Return the records that follow unaltered. Omit every picture.
-- start --
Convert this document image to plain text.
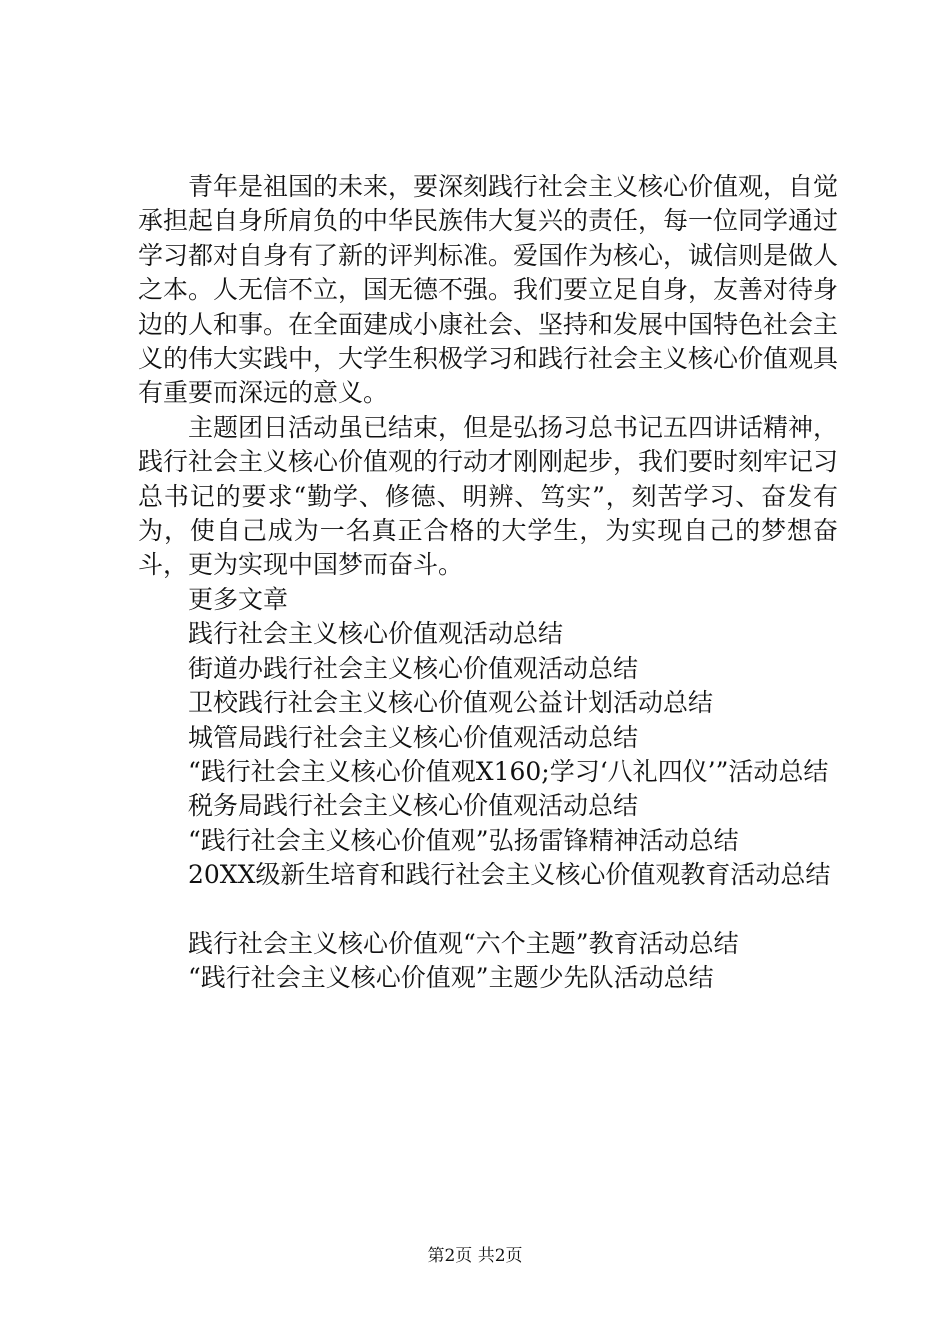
青年是祖国的未来，要深刻践行社会主义核心价值观，自觉承担起自身所肩负的中华民族伟大复兴的责任，每一位同学通过学习都对自身有了新的评判标准。爱国作为核心，诚信则是做人之本。人无信不立，国无德不强。我们要立足自身，友善对待身边的人和事。在全面建成小康社会、坚持和发展中国特色社会主义的伟大实践中，大学生积极学习和践行社会主义核心价值观具有重要而深远的意义。

主题团日活动虽已结束，但是弘扬习总书记五四讲话精神，践行社会主义核心价值观的行动才刚刚起步，我们要时刻牢记习总书记的要求“勤学、修德、明辨、笃实”，刻苦学习、奋发有为，使自己成为一名真正合格的大学生，为实现自己的梦想奋斗，更为实现中国梦而奋斗。

更多文章

践行社会主义核心价值观活动总结
街道办践行社会主义核心价值观活动总结
卫校践行社会主义核心价值观公益计划活动总结
城管局践行社会主义核心价值观活动总结
“践行社会主义核心价值观X160;学习‘八礼四仪’”活动总结
税务局践行社会主义核心价值观活动总结
“践行社会主义核心价值观”弘扬雷锋精神活动总结
20XX级新生培育和践行社会主义核心价值观教育活动总结
践行社会主义核心价值观“六个主题”教育活动总结
“践行社会主义核心价值观”主题少先队活动总结
第2页 共2页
-- end --
ANSWER TO THE PROBLEM
Convert this document image to plain text.
青年是祖国的未来，要深刻践行社会主义核心价值观，自觉承担起自身所肩负的中华民族伟大复兴的责任，每一位同学通过学习都对自身有了新的评判标准。爱国作为核心，诚信则是做人之本。人无信不立，国无德不强。我们要立足自身，友善对待身边的人和事。在全面建成小康社会、坚持和发展中国特色社会主义的伟大实践中，大学生积极学习和践行社会主义核心价值观具有重要而深远的意义。

主题团日活动虽已结束，但是弘扬习总书记五四讲话精神，践行社会主义核心价值观的行动才刚刚起步，我们要时刻牢记习总书记的要求“勤学、修德、明辨、笃实”，刻苦学习、奋发有为，使自己成为一名真正合格的大学生，为实现自己的梦想奋斗，更为实现中国梦而奋斗。

更多文章

践行社会主义核心价值观活动总结
街道办践行社会主义核心价值观活动总结
卫校践行社会主义核心价值观公益计划活动总结
城管局践行社会主义核心价值观活动总结
“践行社会主义核心价值观X160;学习‘八礼四仪’”活动总结
税务局践行社会主义核心价值观活动总结
“践行社会主义核心价值观”弘扬雷锋精神活动总结
20XX级新生培育和践行社会主义核心价值观教育活动总结
践行社会主义核心价值观“六个主题”教育活动总结
“践行社会主义核心价值观”主题少先队活动总结
第2页 共2页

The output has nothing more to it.